[START OF EXCERPTED DATA]

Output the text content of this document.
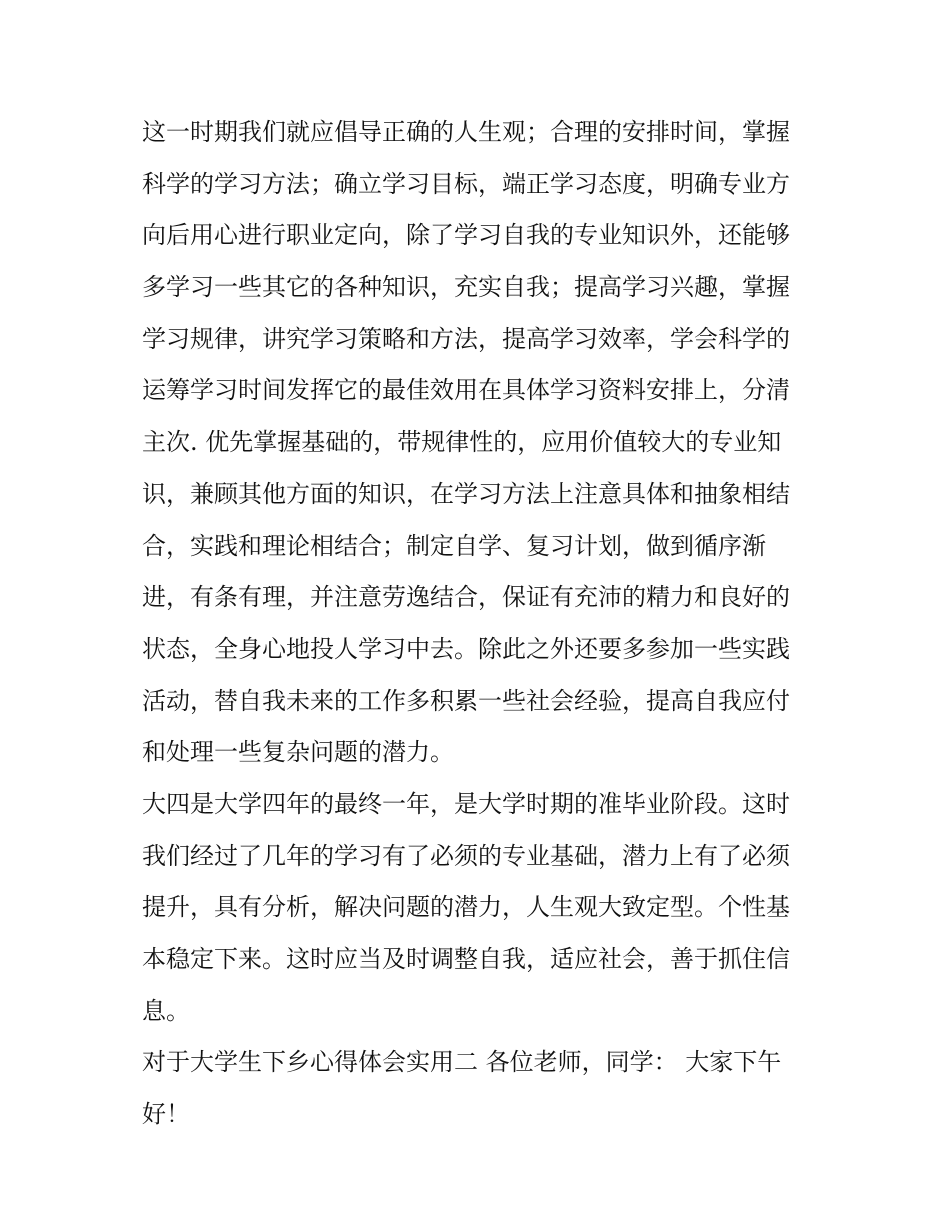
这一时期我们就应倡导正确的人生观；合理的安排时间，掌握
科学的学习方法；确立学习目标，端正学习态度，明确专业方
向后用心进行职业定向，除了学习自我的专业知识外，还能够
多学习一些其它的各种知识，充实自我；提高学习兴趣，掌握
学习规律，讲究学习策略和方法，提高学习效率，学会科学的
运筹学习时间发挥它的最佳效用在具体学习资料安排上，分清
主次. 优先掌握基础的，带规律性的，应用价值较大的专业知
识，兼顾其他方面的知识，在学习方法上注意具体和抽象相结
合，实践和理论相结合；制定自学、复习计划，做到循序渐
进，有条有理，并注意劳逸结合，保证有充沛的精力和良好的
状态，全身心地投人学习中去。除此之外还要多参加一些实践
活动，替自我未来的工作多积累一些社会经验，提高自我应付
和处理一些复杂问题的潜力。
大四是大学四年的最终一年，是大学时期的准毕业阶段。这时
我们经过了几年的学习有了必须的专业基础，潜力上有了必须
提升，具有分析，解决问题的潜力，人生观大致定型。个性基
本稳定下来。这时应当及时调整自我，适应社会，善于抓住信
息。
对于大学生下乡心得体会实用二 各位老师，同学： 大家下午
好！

[END OF EXCERPTED DATA]

→ SHORT TASK: Reproduce the listing exactly. Leave its pictures out.

→ WRITTEN ANSWER:
Output the text content of this document.
这一时期我们就应倡导正确的人生观；合理的安排时间，掌握
科学的学习方法；确立学习目标，端正学习态度，明确专业方
向后用心进行职业定向，除了学习自我的专业知识外，还能够
多学习一些其它的各种知识，充实自我；提高学习兴趣，掌握
学习规律，讲究学习策略和方法，提高学习效率，学会科学的
运筹学习时间发挥它的最佳效用在具体学习资料安排上，分清
主次. 优先掌握基础的，带规律性的，应用价值较大的专业知
识，兼顾其他方面的知识，在学习方法上注意具体和抽象相结
合，实践和理论相结合；制定自学、复习计划，做到循序渐
进，有条有理，并注意劳逸结合，保证有充沛的精力和良好的
状态，全身心地投人学习中去。除此之外还要多参加一些实践
活动，替自我未来的工作多积累一些社会经验，提高自我应付
和处理一些复杂问题的潜力。
大四是大学四年的最终一年，是大学时期的准毕业阶段。这时
我们经过了几年的学习有了必须的专业基础，潜力上有了必须
提升，具有分析，解决问题的潜力，人生观大致定型。个性基
本稳定下来。这时应当及时调整自我，适应社会，善于抓住信
息。
对于大学生下乡心得体会实用二 各位老师，同学： 大家下午
好！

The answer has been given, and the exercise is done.